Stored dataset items
* Begin *

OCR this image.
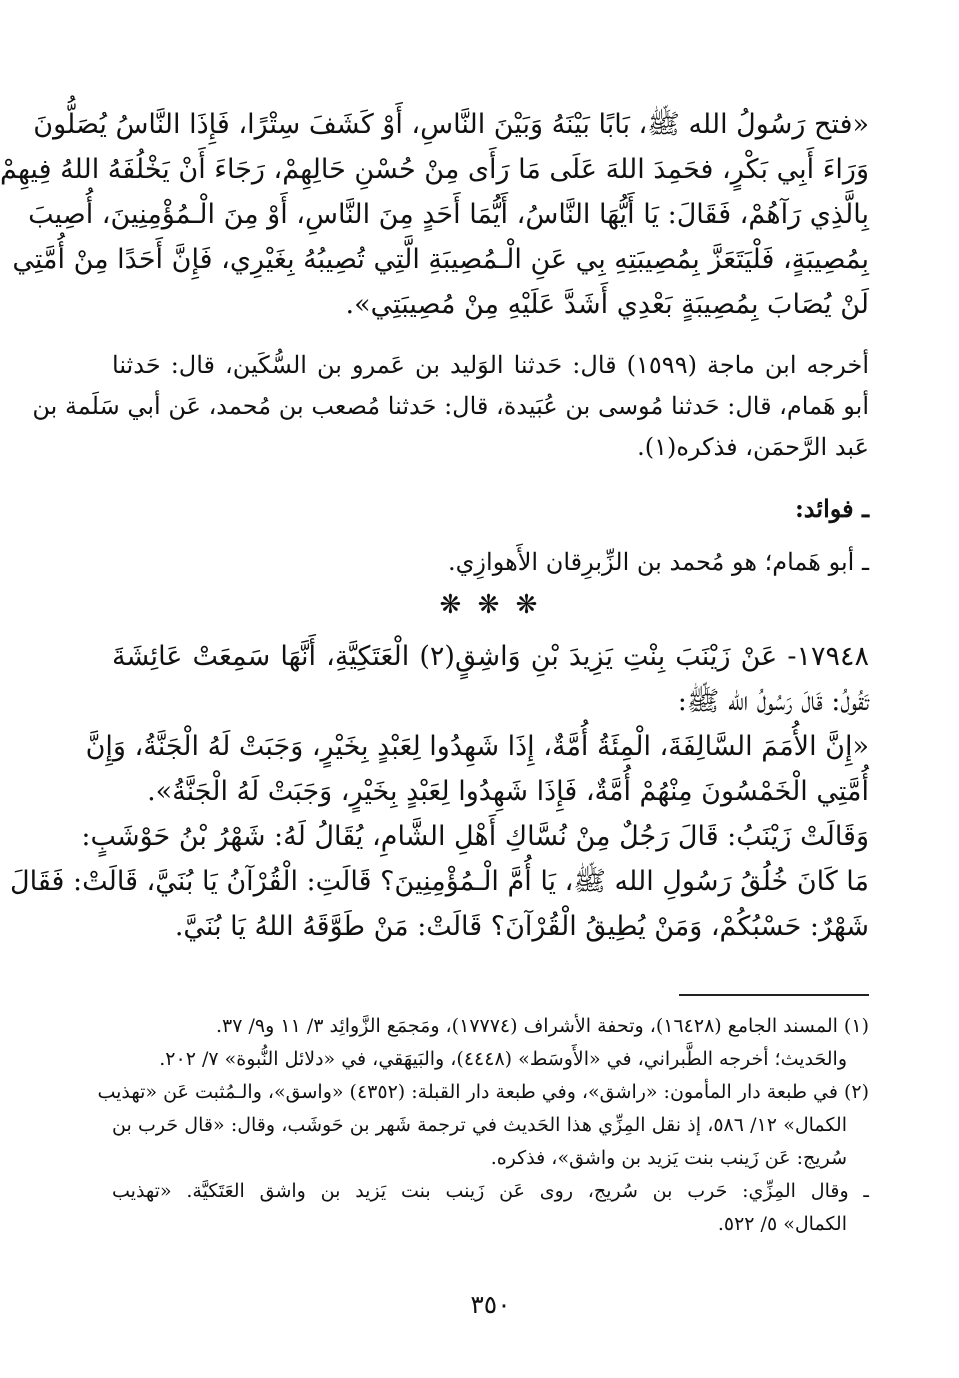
«فتح رَسُولُ الله ﷺ، بَابًا بَيْنَهُ وَبَيْنَ النَّاسِ، أَوْ كَشَفَ سِتْرًا، فَإِذَا النَّاسُ يُصَلُّونَ
وَرَاءَ أَبِي بَكْرٍ، فحَمِدَ اللهَ عَلَى مَا رَأَى مِنْ حُسْنِ حَالِهِمْ، رَجَاءَ أَنْ يَخْلُفَهُ اللهُ فِيهِمْ
بِالَّذِي رَآهُمْ، فَقَالَ: يَا أَيُّهَا النَّاسُ، أَيُّمَا أَحَدٍ مِنَ النَّاسِ، أَوْ مِنَ الْـمُؤْمِنِينَ، أُصِيبَ
بِمُصِيبَةٍ، فَلْيَتَعَزَّ بِمُصِيبَتِهِ بِي عَنِ الْـمُصِيبَةِ الَّتِي تُصِيبُهُ بِغَيْرِي، فَإِنَّ أَحَدًا مِنْ أُمَّتِي
لَنْ يُصَابَ بِمُصِيبَةٍ بَعْدِي أَشَدَّ عَلَيْهِ مِنْ مُصِيبَتِي».
أخرجه ابن ماجة (١٥٩٩) قال: حَدثنا الوَليد بن عَمرو بن السُّكَين، قال: حَدثنا
أبو هَمام، قال: حَدثنا مُوسى بن عُبَيدة، قال: حَدثنا مُصعب بن مُحمد، عَن أبي سَلَمة بن
عَبد الرَّحمَن، فذكره(١).
ـ فوائد:
ـ أبو هَمام؛ هو مُحمد بن الزِّبرِقان الأَهوازِي.
❋ ❋ ❋
١٧٩٤٨- عَنْ زَيْنَبَ بِنْتِ يَزِيدَ بْنِ وَاشِقٍ(٢) الْعَتَكِيَّةِ، أَنَّهَا سَمِعَتْ عَائِشَةَ
تَقُولُ: قَالَ رَسُولُ الله ﷺ:
«إِنَّ الأُمَمَ السَّالِفَةَ، الْمِئَةُ أُمَّةٌ، إِذَا شَهِدُوا لِعَبْدٍ بِخَيْرٍ، وَجَبَتْ لَهُ الْجَنَّةُ، وَإِنَّ
أُمَّتِي الْخَمْسُونَ مِنْهُمْ أُمَّةٌ، فَإِذَا شَهِدُوا لِعَبْدٍ بِخَيْرٍ، وَجَبَتْ لَهُ الْجَنَّةُ».
وَقَالَتْ زَيْنَبُ: قَالَ رَجُلٌ مِنْ نُسَّاكِ أَهْلِ الشَّامِ، يُقَالُ لَهُ: شَهْرُ بْنُ حَوْشَبٍ:
مَا كَانَ خُلُقُ رَسُولِ الله ﷺ، يَا أُمَّ الْـمُؤْمِنِينَ؟ قَالَتِ: الْقُرْآنُ يَا بُنَيَّ، قَالَتْ: فَقَالَ
شَهْرٌ: حَسْبُكُمْ، وَمَنْ يُطِيقُ الْقُرْآنَ؟ قَالَتْ: مَنْ طَوَّقَهُ اللهُ يَا بُنَيَّ.
(١) المسند الجامع (١٦٤٢٨)، وتحفة الأشراف (١٧٧٧٤)، ومَجمَع الزَّوائِد ٣/ ١١ و٩/ ٣٧.
والحَديث؛ أخرجه الطَّبراني، في «الأَوسَط» (٤٤٤٨)، والبَيهَقي، في «دلائل النُّبوة» ٧/ ٢٠٢.
(٢) في طبعة دار المأمون: «راشق»، وفي طبعة دار القبلة: (٤٣٥٢) «واسق»، والـمُثبت عَن «تهذيب
الكمال» ١٢/ ٥٨٦، إذ نقل المِزِّي هذا الحَديث في ترجمة شَهر بن حَوشَب، وقال: «قال حَرب بن
سُريج: عَن زَينب بنت يَزيد بن واشق»، فذكره.
ـ وقال المِزِّي: حَرب بن سُريج، روى عَن زَينب بنت يَزيد بن واشق العَتَكيَّة. «تهذيب
الكمال» ٥/ ٥٢٢.
٣٥٠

* End *

Written problem: Copy out the entries verbatim and leave the images out.

Exercise solution:
OCR this image.
«فتح رَسُولُ الله ﷺ، بَابًا بَيْنَهُ وَبَيْنَ النَّاسِ، أَوْ كَشَفَ سِتْرًا، فَإِذَا النَّاسُ يُصَلُّونَ
وَرَاءَ أَبِي بَكْرٍ، فحَمِدَ اللهَ عَلَى مَا رَأَى مِنْ حُسْنِ حَالِهِمْ، رَجَاءَ أَنْ يَخْلُفَهُ اللهُ فِيهِمْ
بِالَّذِي رَآهُمْ، فَقَالَ: يَا أَيُّهَا النَّاسُ، أَيُّمَا أَحَدٍ مِنَ النَّاسِ، أَوْ مِنَ الْـمُؤْمِنِينَ، أُصِيبَ
بِمُصِيبَةٍ، فَلْيَتَعَزَّ بِمُصِيبَتِهِ بِي عَنِ الْـمُصِيبَةِ الَّتِي تُصِيبُهُ بِغَيْرِي، فَإِنَّ أَحَدًا مِنْ أُمَّتِي
لَنْ يُصَابَ بِمُصِيبَةٍ بَعْدِي أَشَدَّ عَلَيْهِ مِنْ مُصِيبَتِي».
أخرجه ابن ماجة (١٥٩٩) قال: حَدثنا الوَليد بن عَمرو بن السُّكَين، قال: حَدثنا
أبو هَمام، قال: حَدثنا مُوسى بن عُبَيدة، قال: حَدثنا مُصعب بن مُحمد، عَن أبي سَلَمة بن
عَبد الرَّحمَن، فذكره(١).
ـ فوائد:
ـ أبو هَمام؛ هو مُحمد بن الزِّبرِقان الأَهوازِي.
❋ ❋ ❋
١٧٩٤٨- عَنْ زَيْنَبَ بِنْتِ يَزِيدَ بْنِ وَاشِقٍ(٢) الْعَتَكِيَّةِ، أَنَّهَا سَمِعَتْ عَائِشَةَ
تَقُولُ: قَالَ رَسُولُ الله ﷺ:
«إِنَّ الأُمَمَ السَّالِفَةَ، الْمِئَةُ أُمَّةٌ، إِذَا شَهِدُوا لِعَبْدٍ بِخَيْرٍ، وَجَبَتْ لَهُ الْجَنَّةُ، وَإِنَّ
أُمَّتِي الْخَمْسُونَ مِنْهُمْ أُمَّةٌ، فَإِذَا شَهِدُوا لِعَبْدٍ بِخَيْرٍ، وَجَبَتْ لَهُ الْجَنَّةُ».
وَقَالَتْ زَيْنَبُ: قَالَ رَجُلٌ مِنْ نُسَّاكِ أَهْلِ الشَّامِ، يُقَالُ لَهُ: شَهْرُ بْنُ حَوْشَبٍ:
مَا كَانَ خُلُقُ رَسُولِ الله ﷺ، يَا أُمَّ الْـمُؤْمِنِينَ؟ قَالَتِ: الْقُرْآنُ يَا بُنَيَّ، قَالَتْ: فَقَالَ
شَهْرٌ: حَسْبُكُمْ، وَمَنْ يُطِيقُ الْقُرْآنَ؟ قَالَتْ: مَنْ طَوَّقَهُ اللهُ يَا بُنَيَّ.
(١) المسند الجامع (١٦٤٢٨)، وتحفة الأشراف (١٧٧٧٤)، ومَجمَع الزَّوائِد ٣/ ١١ و٩/ ٣٧.
والحَديث؛ أخرجه الطَّبراني، في «الأَوسَط» (٤٤٤٨)، والبَيهَقي، في «دلائل النُّبوة» ٧/ ٢٠٢.
(٢) في طبعة دار المأمون: «راشق»، وفي طبعة دار القبلة: (٤٣٥٢) «واسق»، والـمُثبت عَن «تهذيب
الكمال» ١٢/ ٥٨٦، إذ نقل المِزِّي هذا الحَديث في ترجمة شَهر بن حَوشَب، وقال: «قال حَرب بن
سُريج: عَن زَينب بنت يَزيد بن واشق»، فذكره.
ـ وقال المِزِّي: حَرب بن سُريج، روى عَن زَينب بنت يَزيد بن واشق العَتَكيَّة. «تهذيب
الكمال» ٥/ ٥٢٢.
٣٥٠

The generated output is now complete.